◆ GIVEN INSTRUCTION
Copy down every line where the string "used" shows up.

* BEGIN RECORDED DATA *

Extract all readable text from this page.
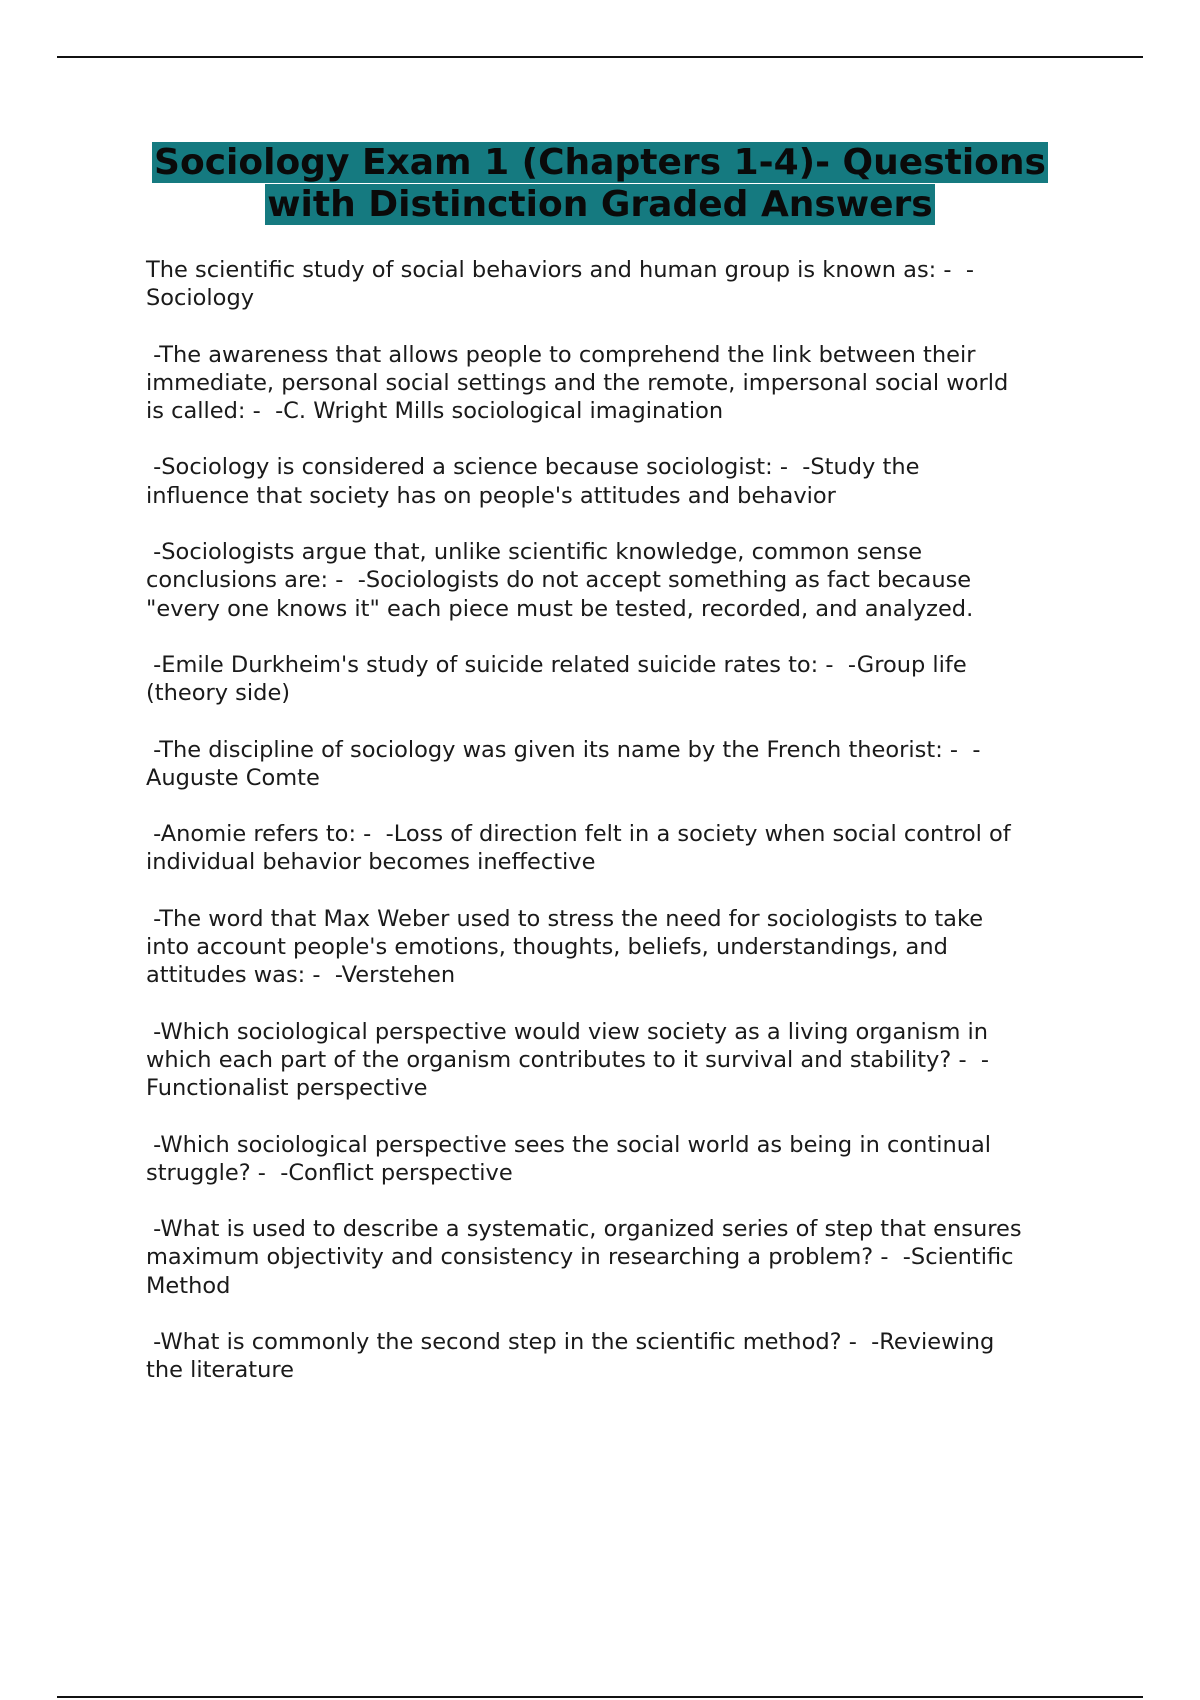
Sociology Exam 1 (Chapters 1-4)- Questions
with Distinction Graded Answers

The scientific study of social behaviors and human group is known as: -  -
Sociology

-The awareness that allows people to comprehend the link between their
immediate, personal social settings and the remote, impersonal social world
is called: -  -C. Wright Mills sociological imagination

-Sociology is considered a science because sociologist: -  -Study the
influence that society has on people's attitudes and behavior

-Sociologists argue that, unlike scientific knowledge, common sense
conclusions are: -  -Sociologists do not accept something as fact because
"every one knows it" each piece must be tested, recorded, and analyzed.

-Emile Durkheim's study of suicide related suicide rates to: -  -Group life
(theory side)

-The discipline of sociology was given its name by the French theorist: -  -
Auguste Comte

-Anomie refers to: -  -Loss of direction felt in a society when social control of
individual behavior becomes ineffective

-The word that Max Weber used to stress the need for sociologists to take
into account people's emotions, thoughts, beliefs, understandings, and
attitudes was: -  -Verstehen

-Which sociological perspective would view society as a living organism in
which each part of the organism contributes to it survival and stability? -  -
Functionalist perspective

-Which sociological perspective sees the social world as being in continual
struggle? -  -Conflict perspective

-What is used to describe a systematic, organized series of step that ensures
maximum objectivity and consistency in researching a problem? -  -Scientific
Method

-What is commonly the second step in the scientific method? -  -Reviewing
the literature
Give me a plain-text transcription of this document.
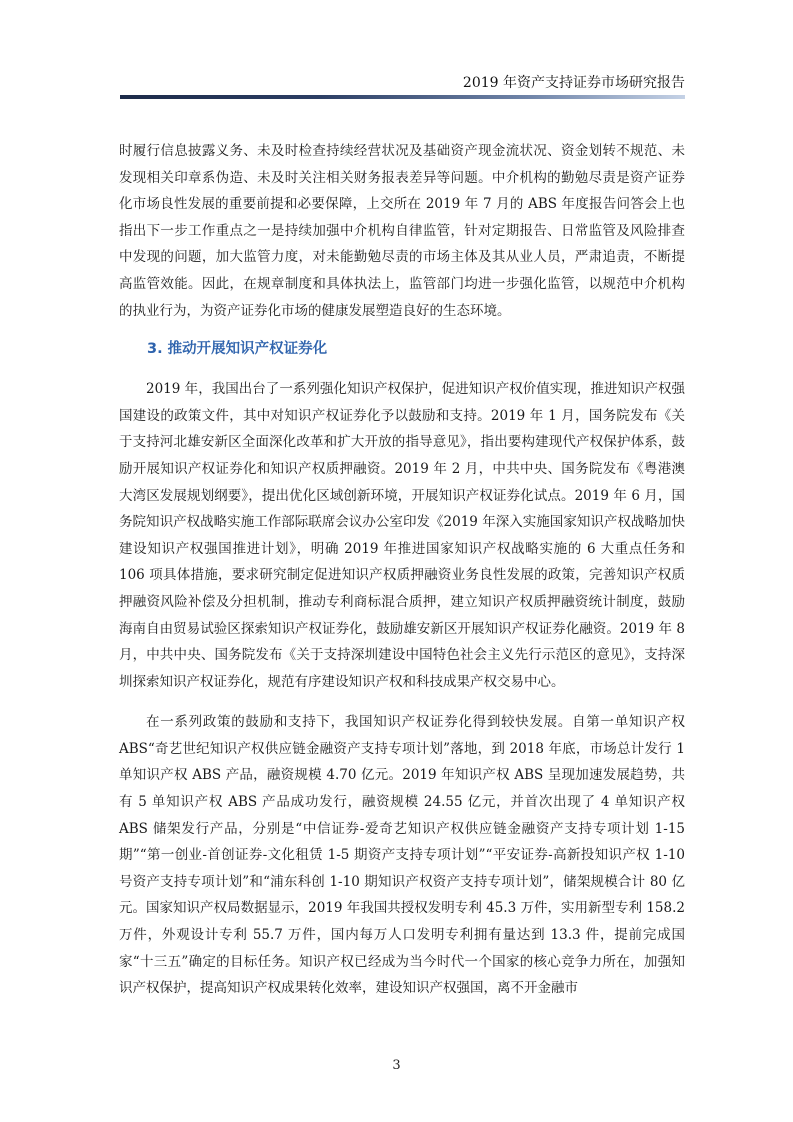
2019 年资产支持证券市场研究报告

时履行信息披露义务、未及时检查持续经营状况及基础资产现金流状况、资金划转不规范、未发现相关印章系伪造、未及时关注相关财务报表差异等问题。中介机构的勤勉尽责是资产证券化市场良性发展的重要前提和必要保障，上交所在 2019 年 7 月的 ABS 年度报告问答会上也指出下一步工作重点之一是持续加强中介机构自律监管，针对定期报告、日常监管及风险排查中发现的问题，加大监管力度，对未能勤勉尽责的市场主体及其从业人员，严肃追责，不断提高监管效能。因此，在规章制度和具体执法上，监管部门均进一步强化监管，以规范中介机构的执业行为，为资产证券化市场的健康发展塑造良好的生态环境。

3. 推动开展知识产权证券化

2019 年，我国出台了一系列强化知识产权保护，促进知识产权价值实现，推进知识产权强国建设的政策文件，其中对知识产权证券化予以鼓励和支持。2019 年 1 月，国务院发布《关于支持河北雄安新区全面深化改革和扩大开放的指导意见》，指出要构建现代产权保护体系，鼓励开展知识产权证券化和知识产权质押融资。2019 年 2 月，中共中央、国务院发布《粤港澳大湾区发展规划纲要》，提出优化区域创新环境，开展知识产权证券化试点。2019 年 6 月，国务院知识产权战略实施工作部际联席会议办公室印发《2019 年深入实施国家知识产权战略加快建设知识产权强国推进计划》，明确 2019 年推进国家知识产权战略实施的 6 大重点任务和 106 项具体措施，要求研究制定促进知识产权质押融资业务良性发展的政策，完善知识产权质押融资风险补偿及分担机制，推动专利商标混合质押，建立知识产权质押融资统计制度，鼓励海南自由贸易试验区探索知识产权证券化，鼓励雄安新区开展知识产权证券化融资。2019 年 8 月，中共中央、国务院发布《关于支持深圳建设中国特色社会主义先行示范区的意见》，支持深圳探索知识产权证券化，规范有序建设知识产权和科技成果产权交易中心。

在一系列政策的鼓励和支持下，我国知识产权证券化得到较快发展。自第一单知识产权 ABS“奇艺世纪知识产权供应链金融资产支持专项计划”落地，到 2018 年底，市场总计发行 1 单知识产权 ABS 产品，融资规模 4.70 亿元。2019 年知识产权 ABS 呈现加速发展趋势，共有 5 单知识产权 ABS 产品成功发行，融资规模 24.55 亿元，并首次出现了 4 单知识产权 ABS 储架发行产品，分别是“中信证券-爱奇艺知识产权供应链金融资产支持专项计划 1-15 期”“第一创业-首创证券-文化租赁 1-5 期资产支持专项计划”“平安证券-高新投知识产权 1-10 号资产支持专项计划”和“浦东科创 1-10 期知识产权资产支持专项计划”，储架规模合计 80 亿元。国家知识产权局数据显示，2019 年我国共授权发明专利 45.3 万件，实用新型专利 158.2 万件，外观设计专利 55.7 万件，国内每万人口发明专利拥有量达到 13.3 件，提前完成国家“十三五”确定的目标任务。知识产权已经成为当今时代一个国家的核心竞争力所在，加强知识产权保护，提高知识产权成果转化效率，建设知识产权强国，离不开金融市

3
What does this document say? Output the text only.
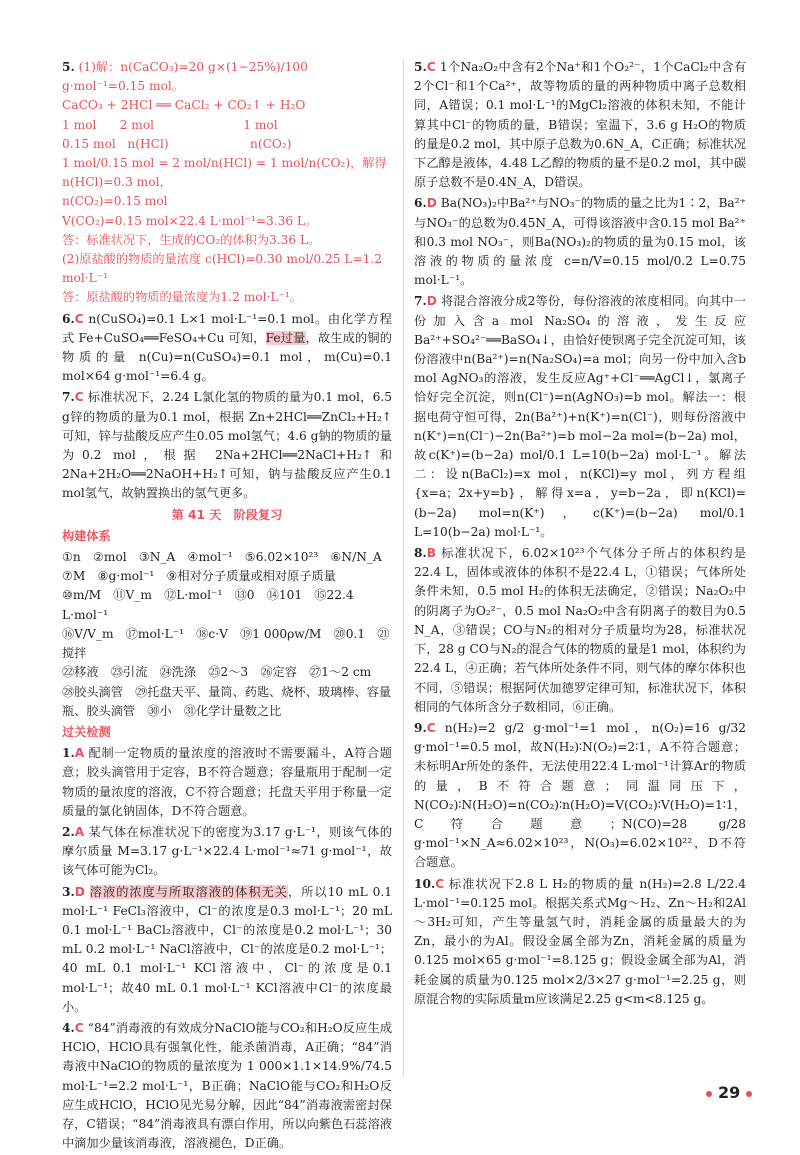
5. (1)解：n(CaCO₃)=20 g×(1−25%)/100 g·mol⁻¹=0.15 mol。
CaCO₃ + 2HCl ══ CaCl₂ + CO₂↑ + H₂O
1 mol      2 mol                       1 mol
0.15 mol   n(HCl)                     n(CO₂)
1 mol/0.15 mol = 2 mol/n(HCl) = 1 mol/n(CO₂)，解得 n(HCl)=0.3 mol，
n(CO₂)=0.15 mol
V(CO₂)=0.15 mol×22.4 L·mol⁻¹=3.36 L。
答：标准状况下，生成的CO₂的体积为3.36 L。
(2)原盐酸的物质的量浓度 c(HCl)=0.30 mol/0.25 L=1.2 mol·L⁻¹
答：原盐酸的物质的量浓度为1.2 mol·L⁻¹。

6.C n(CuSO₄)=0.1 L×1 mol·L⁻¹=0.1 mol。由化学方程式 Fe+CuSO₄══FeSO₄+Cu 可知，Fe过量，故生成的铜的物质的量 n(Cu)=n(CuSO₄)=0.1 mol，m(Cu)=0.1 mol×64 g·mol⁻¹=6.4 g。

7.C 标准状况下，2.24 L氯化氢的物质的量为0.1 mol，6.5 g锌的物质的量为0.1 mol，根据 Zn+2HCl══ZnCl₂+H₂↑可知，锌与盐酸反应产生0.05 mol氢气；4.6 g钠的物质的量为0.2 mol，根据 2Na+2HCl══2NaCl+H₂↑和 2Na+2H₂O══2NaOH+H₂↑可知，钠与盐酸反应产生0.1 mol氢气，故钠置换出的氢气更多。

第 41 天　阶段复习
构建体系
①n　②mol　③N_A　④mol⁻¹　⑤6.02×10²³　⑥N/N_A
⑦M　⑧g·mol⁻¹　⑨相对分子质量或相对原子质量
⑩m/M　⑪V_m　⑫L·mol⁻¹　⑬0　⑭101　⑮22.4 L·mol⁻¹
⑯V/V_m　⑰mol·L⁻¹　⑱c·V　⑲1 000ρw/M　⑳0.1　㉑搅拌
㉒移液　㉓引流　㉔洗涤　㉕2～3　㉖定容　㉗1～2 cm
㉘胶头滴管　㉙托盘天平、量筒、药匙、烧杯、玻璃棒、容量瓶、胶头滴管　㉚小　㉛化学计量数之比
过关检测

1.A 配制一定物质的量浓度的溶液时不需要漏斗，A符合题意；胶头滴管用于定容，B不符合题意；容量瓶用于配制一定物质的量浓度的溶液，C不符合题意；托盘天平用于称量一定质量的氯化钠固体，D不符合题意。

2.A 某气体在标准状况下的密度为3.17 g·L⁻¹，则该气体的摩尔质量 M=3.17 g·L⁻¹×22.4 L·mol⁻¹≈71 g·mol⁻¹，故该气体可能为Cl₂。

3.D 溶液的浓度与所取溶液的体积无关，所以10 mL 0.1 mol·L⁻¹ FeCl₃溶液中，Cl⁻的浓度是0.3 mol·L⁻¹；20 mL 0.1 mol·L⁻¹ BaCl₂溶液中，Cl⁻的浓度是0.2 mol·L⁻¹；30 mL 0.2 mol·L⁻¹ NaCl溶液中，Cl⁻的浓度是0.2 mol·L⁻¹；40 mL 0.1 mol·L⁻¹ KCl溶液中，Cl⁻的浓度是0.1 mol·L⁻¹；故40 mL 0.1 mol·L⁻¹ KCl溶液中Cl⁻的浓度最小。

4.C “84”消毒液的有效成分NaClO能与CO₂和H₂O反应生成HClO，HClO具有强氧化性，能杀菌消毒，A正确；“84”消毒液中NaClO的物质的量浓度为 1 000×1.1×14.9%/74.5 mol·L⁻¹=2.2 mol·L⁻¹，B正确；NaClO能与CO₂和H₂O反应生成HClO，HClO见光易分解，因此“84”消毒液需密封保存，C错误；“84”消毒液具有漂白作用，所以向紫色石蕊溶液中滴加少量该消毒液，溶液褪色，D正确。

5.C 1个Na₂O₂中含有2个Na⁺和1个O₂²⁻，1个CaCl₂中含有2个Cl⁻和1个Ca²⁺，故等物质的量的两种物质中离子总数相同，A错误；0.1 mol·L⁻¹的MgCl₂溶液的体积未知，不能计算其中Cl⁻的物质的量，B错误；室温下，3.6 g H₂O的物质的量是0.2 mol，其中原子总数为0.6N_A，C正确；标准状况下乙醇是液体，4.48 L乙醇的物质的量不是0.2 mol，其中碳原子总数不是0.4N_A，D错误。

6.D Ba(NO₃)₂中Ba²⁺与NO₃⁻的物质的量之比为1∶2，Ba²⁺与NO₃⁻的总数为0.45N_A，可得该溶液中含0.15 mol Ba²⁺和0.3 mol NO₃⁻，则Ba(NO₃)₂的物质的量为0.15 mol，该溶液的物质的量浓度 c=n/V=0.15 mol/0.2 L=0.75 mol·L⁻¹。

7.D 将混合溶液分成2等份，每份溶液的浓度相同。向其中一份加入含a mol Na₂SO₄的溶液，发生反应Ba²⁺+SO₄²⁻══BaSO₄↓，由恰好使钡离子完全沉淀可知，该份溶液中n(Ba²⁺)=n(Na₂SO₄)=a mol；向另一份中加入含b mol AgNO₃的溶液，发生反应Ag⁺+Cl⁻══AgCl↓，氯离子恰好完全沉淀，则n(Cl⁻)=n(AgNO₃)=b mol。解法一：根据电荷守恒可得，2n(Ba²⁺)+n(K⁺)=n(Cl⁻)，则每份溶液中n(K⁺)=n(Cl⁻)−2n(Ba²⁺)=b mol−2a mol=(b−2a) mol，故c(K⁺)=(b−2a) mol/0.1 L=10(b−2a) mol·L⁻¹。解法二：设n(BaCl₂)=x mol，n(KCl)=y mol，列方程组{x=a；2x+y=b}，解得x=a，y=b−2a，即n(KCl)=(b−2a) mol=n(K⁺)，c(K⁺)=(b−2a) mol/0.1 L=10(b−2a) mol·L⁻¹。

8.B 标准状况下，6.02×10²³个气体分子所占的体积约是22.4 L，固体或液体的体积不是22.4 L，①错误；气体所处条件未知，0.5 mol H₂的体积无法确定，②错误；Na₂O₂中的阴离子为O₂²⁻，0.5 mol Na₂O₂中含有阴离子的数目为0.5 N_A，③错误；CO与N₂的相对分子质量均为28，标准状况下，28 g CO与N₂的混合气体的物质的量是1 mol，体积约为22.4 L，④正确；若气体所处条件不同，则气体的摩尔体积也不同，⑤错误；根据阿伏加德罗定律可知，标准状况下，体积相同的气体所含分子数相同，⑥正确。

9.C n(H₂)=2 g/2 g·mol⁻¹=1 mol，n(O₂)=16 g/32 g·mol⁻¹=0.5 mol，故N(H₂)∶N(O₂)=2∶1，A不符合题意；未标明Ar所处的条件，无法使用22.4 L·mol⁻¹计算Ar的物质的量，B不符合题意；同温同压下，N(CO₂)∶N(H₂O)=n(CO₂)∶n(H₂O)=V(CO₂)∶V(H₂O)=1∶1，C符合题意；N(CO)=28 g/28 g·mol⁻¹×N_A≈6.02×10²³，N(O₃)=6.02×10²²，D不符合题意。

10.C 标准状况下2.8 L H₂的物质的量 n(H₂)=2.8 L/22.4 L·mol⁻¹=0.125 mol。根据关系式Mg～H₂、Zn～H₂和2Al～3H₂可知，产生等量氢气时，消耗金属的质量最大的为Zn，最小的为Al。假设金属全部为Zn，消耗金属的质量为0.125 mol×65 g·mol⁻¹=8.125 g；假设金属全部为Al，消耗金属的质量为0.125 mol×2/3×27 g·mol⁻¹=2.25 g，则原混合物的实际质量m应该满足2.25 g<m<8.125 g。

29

* END RECORDED DATA *

◆ SOLVED EXERCISE
-The word that Max Weber used to stress the need for sociologists to take
-What is used to describe a systematic, organized series of step that ensures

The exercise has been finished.